__EXCERPTED TEXT__.
▼

2022 California Council of Community Behavioral Health Agencies (CBHA) Conference

Commentary on Treating Vulnerable, Mentally Ill Patients

Dr. Falconer effectively drives home the travesty of the disproportionate representation of those with serious behavioral health issues behind bars. Alarming, but not new, the “trans-institutionalization” of the 80’s and 90’s continues unabated to its tragic conclusion. She cogently captures the history, challenges and emerging strategies related to inordinately high rates of recidivism that characterize the experience of these individuals, an unconscionable experience that begs for reform. Re-enter Dorothea Dix, stage left, 1854, inspiring calls for a return to Asylum. (See, “Improving Long-term Psychiatric Care, Bring Back the Asylum,” Journal of the American Medical Association (January 21, 2015).

Not so fast…Indeed, the lack of progress in the face of these unconscionable realities, fifty years beyond the public mental health priorities and unfulfilled promises of the last century, is hard to accept. However successful, compassionate and replicable alternatives exist, such as Judge Leifman’s Miami Dade and the Leon Evans-led reforms in Bexar County. Those successes turn on redoubled collaboration among public safety, health and human services leadership and (wouldn’t you know it!) much welcomed federal financial participation in the cost of these desperately needed treatment strategies. Ironically, the now sun setting ACA-driven potential for offsetting state and county costs of correction with federally subsidized community-based services and supports, may soon elude us. (Under the provisions of the ACA “more than half of the 730,000 federal and state prisoners reentering the community each year are estimated to have been eligible for either Medicaid funded services or federal subsidization of their purchase of vitally important health coverage”1).

▲

Continue the commentary on treating mentally ill patients who cycle through jails and prisons, starting after its last sentence.

__EXTRACTED RECORDS__.
▼

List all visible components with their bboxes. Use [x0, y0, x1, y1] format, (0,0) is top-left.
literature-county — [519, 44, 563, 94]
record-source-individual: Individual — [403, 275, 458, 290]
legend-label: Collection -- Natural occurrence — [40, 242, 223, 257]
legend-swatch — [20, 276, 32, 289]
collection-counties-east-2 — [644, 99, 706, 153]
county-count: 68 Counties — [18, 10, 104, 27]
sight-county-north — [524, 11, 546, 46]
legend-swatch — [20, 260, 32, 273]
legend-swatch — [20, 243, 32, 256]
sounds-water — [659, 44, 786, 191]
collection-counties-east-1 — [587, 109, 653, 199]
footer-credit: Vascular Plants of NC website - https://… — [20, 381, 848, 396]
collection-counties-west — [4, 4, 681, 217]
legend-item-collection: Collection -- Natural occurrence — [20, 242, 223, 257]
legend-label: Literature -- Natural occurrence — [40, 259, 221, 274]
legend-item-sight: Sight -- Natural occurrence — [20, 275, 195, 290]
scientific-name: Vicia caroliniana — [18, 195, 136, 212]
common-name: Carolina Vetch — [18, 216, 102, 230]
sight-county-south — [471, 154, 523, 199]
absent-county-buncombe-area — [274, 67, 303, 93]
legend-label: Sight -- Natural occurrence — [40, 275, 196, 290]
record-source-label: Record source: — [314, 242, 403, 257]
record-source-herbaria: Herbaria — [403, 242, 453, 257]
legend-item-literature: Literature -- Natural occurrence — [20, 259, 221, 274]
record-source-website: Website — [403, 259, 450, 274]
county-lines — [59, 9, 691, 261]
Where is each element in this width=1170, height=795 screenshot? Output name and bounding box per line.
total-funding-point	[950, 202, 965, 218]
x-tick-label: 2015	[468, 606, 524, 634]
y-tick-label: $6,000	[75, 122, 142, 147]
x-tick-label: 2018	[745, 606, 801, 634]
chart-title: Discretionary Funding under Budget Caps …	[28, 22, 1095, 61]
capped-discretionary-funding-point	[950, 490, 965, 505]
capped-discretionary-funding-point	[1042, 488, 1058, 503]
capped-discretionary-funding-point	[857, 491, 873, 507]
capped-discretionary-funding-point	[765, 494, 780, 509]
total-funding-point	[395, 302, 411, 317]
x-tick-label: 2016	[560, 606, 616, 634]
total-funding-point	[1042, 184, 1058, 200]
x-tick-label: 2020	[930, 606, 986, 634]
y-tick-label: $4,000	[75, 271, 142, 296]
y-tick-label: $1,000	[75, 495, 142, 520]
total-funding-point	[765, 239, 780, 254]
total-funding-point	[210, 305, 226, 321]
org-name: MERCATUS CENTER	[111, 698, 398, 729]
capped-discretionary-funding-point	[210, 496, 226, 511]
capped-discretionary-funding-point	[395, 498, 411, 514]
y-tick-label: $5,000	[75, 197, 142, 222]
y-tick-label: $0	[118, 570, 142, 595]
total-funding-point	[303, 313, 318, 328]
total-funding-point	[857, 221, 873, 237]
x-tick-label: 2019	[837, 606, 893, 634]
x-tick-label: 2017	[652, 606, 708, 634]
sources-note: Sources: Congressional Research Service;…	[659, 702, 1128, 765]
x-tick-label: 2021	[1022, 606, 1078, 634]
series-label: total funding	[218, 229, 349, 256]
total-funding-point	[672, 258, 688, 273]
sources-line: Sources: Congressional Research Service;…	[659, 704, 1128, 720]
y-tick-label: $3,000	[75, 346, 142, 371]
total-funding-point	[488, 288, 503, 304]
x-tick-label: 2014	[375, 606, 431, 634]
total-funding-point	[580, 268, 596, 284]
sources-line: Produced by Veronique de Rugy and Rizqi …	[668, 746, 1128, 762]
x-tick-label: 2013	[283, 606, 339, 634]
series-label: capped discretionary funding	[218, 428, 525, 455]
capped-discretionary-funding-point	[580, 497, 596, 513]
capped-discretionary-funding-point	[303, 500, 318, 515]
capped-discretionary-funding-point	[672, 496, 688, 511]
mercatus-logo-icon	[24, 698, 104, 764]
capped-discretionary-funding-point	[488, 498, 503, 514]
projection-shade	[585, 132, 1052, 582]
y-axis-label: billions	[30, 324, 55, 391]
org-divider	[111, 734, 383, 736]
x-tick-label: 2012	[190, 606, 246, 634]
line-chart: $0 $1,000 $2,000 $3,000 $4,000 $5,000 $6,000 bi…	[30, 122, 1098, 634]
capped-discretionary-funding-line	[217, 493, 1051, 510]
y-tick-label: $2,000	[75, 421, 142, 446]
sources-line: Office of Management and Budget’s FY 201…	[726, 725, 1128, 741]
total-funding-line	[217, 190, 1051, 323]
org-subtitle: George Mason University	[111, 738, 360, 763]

▲

__EXPECTED ANSWER__.
Dr. Falconer also gets it right in her identification of those individuals who are most likely to be incarcerated and the behavioral, medical, and social determinants of care that drive their inevitable relapse, recidivism and a tenfold increase in the likelihood of their death by overdose following an under-planned, and uncoordinated release This lack of post-release treatment, case management and social supports, including housing, are the major contributors to our unconscionable levels of recidivism, just as they are the main factors that drive unacceptably high rates of preventable hospital readmissions to general care beds, invariably by patients with one or more behavioral health diagnoses.

So, I suggest: (1) The best re-entry is no-entry. To that end, it is critically important to identify and divert those at greatest risk to responsive care management and treatment alternatives to incarceration. (2) Law enforcement and the courts need assured access to alternative dispositions that will obviate their current reliance on lock ups and overcrowded ER’s. (3) Even in the best resourced service environments, it takes exceptional community providers, well linked to essential cross system supports and well supported by aggressive and effective case management, to produce the results we seek. (4) Many offenders living with mental illnesses have committed an offense that is often a manifestation of their illness rather than the result of criminal intent. (5) Our ability to translate that understanding into a clinical direction of trauma-informed, person-centered care is essential. (6) Leading edge analytic tools are required to optimally inform our targeted strategies and sharpen the focus of our clinical models. (7) Value based purchasing must support and ensure the viability of our specially capacitated community partners as they drive the systems reforms leading to the desired outcomes of community stabilization and recovery. (8) Not generally embedded in the comfort zone of most health care payers or providers, these required cross systems challenges are indeed daunting. But know that they reflect the emerging expectations of Federal, State and local leadership that call for: Diversion, Jail In-Reach Service Planning, Data Sharing, Care Coordination and Re-Entry strategies replete with systems oversight and accountability.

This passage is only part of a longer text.